Excerpt from a dataset:
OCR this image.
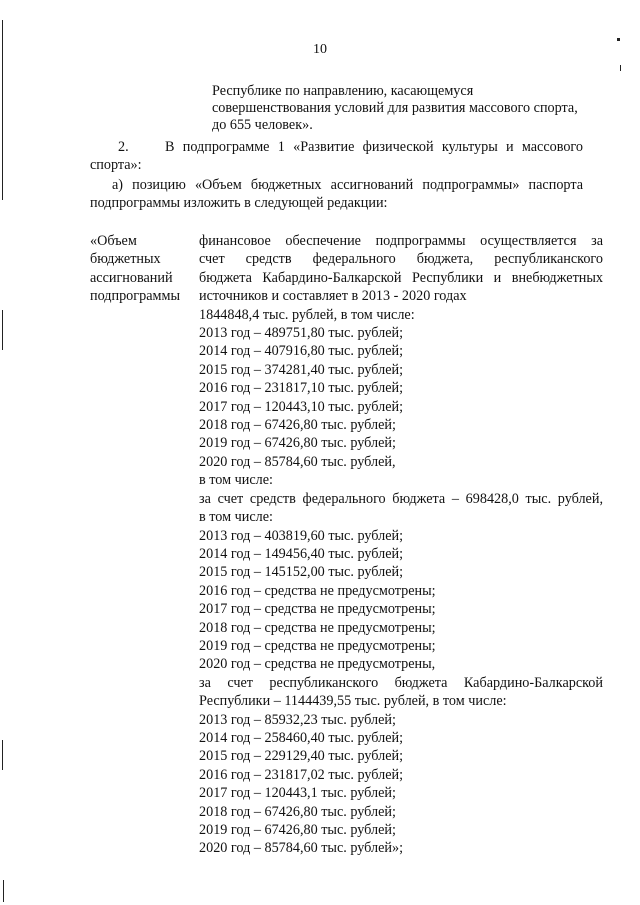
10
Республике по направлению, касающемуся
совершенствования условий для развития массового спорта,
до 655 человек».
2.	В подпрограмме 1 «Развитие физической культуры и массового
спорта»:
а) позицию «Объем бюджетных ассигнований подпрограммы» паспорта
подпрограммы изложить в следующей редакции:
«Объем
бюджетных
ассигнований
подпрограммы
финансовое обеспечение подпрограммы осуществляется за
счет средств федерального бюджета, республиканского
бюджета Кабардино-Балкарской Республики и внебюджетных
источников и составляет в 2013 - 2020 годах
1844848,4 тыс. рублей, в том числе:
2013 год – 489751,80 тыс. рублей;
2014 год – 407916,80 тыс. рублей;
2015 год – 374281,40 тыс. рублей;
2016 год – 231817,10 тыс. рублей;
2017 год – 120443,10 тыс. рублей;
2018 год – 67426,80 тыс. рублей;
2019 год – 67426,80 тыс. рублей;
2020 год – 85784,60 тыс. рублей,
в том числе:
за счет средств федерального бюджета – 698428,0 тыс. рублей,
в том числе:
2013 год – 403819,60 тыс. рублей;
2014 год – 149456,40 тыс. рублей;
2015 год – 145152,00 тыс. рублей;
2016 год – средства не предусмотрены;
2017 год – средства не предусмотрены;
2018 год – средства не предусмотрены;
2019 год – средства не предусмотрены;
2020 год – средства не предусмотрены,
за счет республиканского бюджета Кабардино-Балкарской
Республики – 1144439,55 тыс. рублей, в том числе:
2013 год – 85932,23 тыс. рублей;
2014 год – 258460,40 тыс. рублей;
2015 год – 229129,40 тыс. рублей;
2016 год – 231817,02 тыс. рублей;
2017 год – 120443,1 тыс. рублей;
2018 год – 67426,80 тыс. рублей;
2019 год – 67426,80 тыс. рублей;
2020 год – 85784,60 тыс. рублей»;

EXERCISE REQUIREMENTS :: Reproduce the material above in full and without alteration, but skip all pictures.

FINAL ANSWER ::
OCR this image.
10
Республике по направлению, касающемуся
совершенствования условий для развития массового спорта,
до 655 человек».
2.	В подпрограмме 1 «Развитие физической культуры и массового
спорта»:
а) позицию «Объем бюджетных ассигнований подпрограммы» паспорта
подпрограммы изложить в следующей редакции:
«Объем
бюджетных
ассигнований
подпрограммы
финансовое обеспечение подпрограммы осуществляется за
счет средств федерального бюджета, республиканского
бюджета Кабардино-Балкарской Республики и внебюджетных
источников и составляет в 2013 - 2020 годах
1844848,4 тыс. рублей, в том числе:
2013 год – 489751,80 тыс. рублей;
2014 год – 407916,80 тыс. рублей;
2015 год – 374281,40 тыс. рублей;
2016 год – 231817,10 тыс. рублей;
2017 год – 120443,10 тыс. рублей;
2018 год – 67426,80 тыс. рублей;
2019 год – 67426,80 тыс. рублей;
2020 год – 85784,60 тыс. рублей,
в том числе:
за счет средств федерального бюджета – 698428,0 тыс. рублей,
в том числе:
2013 год – 403819,60 тыс. рублей;
2014 год – 149456,40 тыс. рублей;
2015 год – 145152,00 тыс. рублей;
2016 год – средства не предусмотрены;
2017 год – средства не предусмотрены;
2018 год – средства не предусмотрены;
2019 год – средства не предусмотрены;
2020 год – средства не предусмотрены,
за счет республиканского бюджета Кабардино-Балкарской
Республики – 1144439,55 тыс. рублей, в том числе:
2013 год – 85932,23 тыс. рублей;
2014 год – 258460,40 тыс. рублей;
2015 год – 229129,40 тыс. рублей;
2016 год – 231817,02 тыс. рублей;
2017 год – 120443,1 тыс. рублей;
2018 год – 67426,80 тыс. рублей;
2019 год – 67426,80 тыс. рублей;
2020 год – 85784,60 тыс. рублей»;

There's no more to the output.